* [Exercise aim]: Below is a listing; write it out exactly and drop any images from it.

Figure contents as structured data:
-*-*-
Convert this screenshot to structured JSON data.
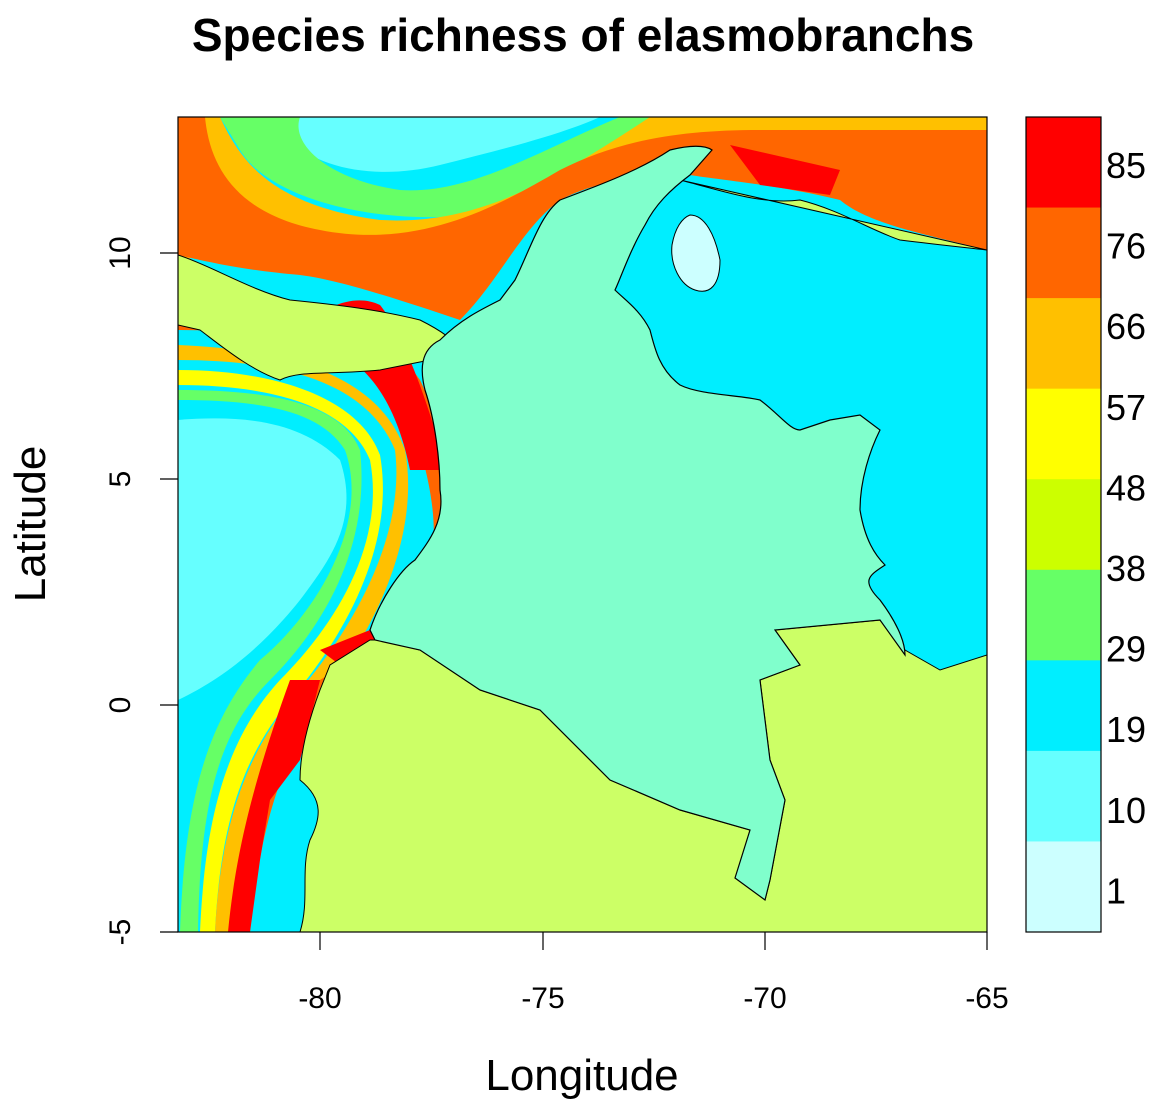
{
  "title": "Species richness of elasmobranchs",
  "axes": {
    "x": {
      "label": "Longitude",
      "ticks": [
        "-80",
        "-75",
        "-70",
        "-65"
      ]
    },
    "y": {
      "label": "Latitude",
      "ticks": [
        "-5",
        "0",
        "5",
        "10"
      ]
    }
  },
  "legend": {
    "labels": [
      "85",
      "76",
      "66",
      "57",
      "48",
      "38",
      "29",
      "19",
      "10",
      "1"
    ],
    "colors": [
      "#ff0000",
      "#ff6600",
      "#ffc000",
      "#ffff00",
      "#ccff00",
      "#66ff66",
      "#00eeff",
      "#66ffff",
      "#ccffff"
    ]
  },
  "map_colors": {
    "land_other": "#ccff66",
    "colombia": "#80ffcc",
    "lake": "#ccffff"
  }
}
-*-*-
* [Exercise solution]:
Convert this screenshot to structured JSON data.
{
  "title": "Species richness of elasmobranchs",
  "axes": {
    "x": {
      "label": "Longitude",
      "ticks": [
        "-80",
        "-75",
        "-70",
        "-65"
      ]
    },
    "y": {
      "label": "Latitude",
      "ticks": [
        "-5",
        "0",
        "5",
        "10"
      ]
    }
  },
  "legend": {
    "labels": [
      "85",
      "76",
      "66",
      "57",
      "48",
      "38",
      "29",
      "19",
      "10",
      "1"
    ],
    "colors": [
      "#ff0000",
      "#ff6600",
      "#ffc000",
      "#ffff00",
      "#ccff00",
      "#66ff66",
      "#00eeff",
      "#66ffff",
      "#ccffff"
    ]
  },
  "map_colors": {
    "land_other": "#ccff66",
    "colombia": "#80ffcc",
    "lake": "#ccffff"
  }
}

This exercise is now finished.